*Record list*.
------------------------------------------------------------------------

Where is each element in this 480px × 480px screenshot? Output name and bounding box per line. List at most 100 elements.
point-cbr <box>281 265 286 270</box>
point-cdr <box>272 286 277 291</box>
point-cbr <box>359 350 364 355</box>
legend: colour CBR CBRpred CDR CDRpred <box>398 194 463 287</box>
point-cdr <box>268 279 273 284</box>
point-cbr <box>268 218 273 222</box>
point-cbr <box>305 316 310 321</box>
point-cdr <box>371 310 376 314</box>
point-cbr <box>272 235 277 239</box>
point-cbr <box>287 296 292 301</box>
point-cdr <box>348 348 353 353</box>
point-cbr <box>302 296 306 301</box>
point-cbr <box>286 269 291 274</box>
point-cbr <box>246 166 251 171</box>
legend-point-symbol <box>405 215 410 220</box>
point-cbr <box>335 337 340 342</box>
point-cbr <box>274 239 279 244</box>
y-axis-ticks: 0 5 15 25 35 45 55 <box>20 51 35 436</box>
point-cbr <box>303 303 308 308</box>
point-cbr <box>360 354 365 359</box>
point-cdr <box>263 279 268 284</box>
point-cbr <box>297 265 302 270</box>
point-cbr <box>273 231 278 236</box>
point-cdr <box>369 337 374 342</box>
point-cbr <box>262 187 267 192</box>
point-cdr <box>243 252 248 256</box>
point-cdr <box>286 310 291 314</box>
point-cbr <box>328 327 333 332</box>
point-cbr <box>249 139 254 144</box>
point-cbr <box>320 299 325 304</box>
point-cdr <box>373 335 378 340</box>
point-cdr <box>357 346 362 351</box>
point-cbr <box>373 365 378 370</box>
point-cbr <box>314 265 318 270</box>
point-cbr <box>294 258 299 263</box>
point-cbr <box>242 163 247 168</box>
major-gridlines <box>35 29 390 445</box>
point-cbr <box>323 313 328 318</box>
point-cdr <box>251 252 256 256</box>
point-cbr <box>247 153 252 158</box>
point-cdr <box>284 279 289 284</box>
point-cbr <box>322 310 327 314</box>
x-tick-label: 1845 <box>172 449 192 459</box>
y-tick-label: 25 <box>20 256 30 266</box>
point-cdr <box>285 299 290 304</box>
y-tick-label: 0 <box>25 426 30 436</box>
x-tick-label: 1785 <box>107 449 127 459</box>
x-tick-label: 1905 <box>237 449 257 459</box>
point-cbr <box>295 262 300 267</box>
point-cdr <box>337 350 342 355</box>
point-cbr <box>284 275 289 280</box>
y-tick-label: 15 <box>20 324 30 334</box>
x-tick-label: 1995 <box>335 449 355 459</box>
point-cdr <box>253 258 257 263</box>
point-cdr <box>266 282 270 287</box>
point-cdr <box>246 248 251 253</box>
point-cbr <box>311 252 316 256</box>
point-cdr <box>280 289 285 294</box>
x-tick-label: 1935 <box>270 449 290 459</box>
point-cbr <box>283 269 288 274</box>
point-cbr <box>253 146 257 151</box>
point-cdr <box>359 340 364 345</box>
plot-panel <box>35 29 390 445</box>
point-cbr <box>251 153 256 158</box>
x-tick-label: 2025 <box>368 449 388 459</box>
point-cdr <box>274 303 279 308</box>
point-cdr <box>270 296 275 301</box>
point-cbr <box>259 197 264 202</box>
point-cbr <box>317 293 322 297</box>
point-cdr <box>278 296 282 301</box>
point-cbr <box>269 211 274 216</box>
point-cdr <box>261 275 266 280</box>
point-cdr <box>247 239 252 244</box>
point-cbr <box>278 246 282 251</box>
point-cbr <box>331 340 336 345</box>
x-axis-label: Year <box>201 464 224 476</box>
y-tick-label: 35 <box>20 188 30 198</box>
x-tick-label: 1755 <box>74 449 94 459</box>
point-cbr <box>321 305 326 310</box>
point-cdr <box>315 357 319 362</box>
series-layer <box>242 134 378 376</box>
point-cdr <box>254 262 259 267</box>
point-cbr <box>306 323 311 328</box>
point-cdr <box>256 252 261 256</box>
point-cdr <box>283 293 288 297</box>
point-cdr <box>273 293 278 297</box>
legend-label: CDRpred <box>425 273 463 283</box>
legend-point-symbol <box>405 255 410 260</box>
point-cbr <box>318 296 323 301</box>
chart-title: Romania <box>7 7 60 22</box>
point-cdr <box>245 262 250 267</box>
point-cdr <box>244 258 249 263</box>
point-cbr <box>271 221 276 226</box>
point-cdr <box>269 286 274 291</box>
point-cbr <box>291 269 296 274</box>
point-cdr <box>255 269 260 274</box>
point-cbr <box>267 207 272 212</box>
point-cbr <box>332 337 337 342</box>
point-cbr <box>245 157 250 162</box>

------------------------------------------------------------------------

*Aim of the exercise*. Copy every line of the records above word for word, changing nothing.

*Reply to the exercise*.
Where is each element in this 480px × 480px screenshot? Output name and bounding box per line. List at most 100 elements.
point-cbr <box>281 265 286 270</box>
point-cdr <box>272 286 277 291</box>
point-cbr <box>359 350 364 355</box>
legend: colour CBR CBRpred CDR CDRpred <box>398 194 463 287</box>
point-cdr <box>268 279 273 284</box>
point-cbr <box>268 218 273 222</box>
point-cbr <box>305 316 310 321</box>
point-cdr <box>371 310 376 314</box>
point-cbr <box>272 235 277 239</box>
point-cbr <box>287 296 292 301</box>
point-cdr <box>348 348 353 353</box>
point-cbr <box>302 296 306 301</box>
point-cbr <box>286 269 291 274</box>
point-cbr <box>246 166 251 171</box>
legend-point-symbol <box>405 215 410 220</box>
point-cbr <box>335 337 340 342</box>
point-cbr <box>274 239 279 244</box>
y-axis-ticks: 0 5 15 25 35 45 55 <box>20 51 35 436</box>
point-cbr <box>303 303 308 308</box>
point-cbr <box>360 354 365 359</box>
point-cdr <box>263 279 268 284</box>
point-cbr <box>297 265 302 270</box>
point-cbr <box>273 231 278 236</box>
point-cdr <box>369 337 374 342</box>
point-cbr <box>262 187 267 192</box>
point-cdr <box>243 252 248 256</box>
point-cdr <box>286 310 291 314</box>
point-cbr <box>328 327 333 332</box>
point-cbr <box>249 139 254 144</box>
point-cbr <box>320 299 325 304</box>
point-cdr <box>373 335 378 340</box>
point-cdr <box>357 346 362 351</box>
point-cbr <box>373 365 378 370</box>
point-cbr <box>314 265 318 270</box>
point-cbr <box>294 258 299 263</box>
point-cbr <box>242 163 247 168</box>
major-gridlines <box>35 29 390 445</box>
point-cbr <box>323 313 328 318</box>
point-cdr <box>251 252 256 256</box>
point-cbr <box>247 153 252 158</box>
point-cdr <box>284 279 289 284</box>
point-cbr <box>322 310 327 314</box>
x-tick-label: 1845 <box>172 449 192 459</box>
y-tick-label: 25 <box>20 256 30 266</box>
point-cdr <box>285 299 290 304</box>
y-tick-label: 0 <box>25 426 30 436</box>
x-tick-label: 1785 <box>107 449 127 459</box>
x-tick-label: 1905 <box>237 449 257 459</box>
point-cbr <box>295 262 300 267</box>
point-cdr <box>337 350 342 355</box>
point-cbr <box>284 275 289 280</box>
y-tick-label: 15 <box>20 324 30 334</box>
x-tick-label: 1995 <box>335 449 355 459</box>
point-cdr <box>253 258 257 263</box>
point-cdr <box>266 282 270 287</box>
point-cdr <box>246 248 251 253</box>
point-cbr <box>311 252 316 256</box>
point-cdr <box>280 289 285 294</box>
x-tick-label: 1935 <box>270 449 290 459</box>
point-cbr <box>283 269 288 274</box>
point-cbr <box>253 146 257 151</box>
point-cdr <box>359 340 364 345</box>
plot-panel <box>35 29 390 445</box>
point-cbr <box>251 153 256 158</box>
x-tick-label: 2025 <box>368 449 388 459</box>
point-cdr <box>274 303 279 308</box>
point-cdr <box>270 296 275 301</box>
point-cbr <box>259 197 264 202</box>
point-cbr <box>317 293 322 297</box>
point-cdr <box>278 296 282 301</box>
point-cbr <box>269 211 274 216</box>
point-cdr <box>261 275 266 280</box>
point-cdr <box>247 239 252 244</box>
point-cbr <box>278 246 282 251</box>
point-cbr <box>331 340 336 345</box>
x-axis-label: Year <box>201 464 224 476</box>
y-tick-label: 35 <box>20 188 30 198</box>
x-tick-label: 1755 <box>74 449 94 459</box>
point-cbr <box>321 305 326 310</box>
point-cdr <box>315 357 319 362</box>
series-layer <box>242 134 378 376</box>
point-cdr <box>254 262 259 267</box>
point-cbr <box>306 323 311 328</box>
point-cdr <box>256 252 261 256</box>
point-cdr <box>283 293 288 297</box>
point-cdr <box>273 293 278 297</box>
legend-label: CDRpred <box>425 273 463 283</box>
legend-point-symbol <box>405 255 410 260</box>
point-cbr <box>318 296 323 301</box>
chart-title: Romania <box>7 7 60 22</box>
point-cdr <box>245 262 250 267</box>
point-cdr <box>244 258 249 263</box>
point-cbr <box>271 221 276 226</box>
point-cdr <box>269 286 274 291</box>
point-cbr <box>291 269 296 274</box>
point-cdr <box>255 269 260 274</box>
point-cbr <box>267 207 272 212</box>
point-cbr <box>332 337 337 342</box>
point-cbr <box>245 157 250 162</box>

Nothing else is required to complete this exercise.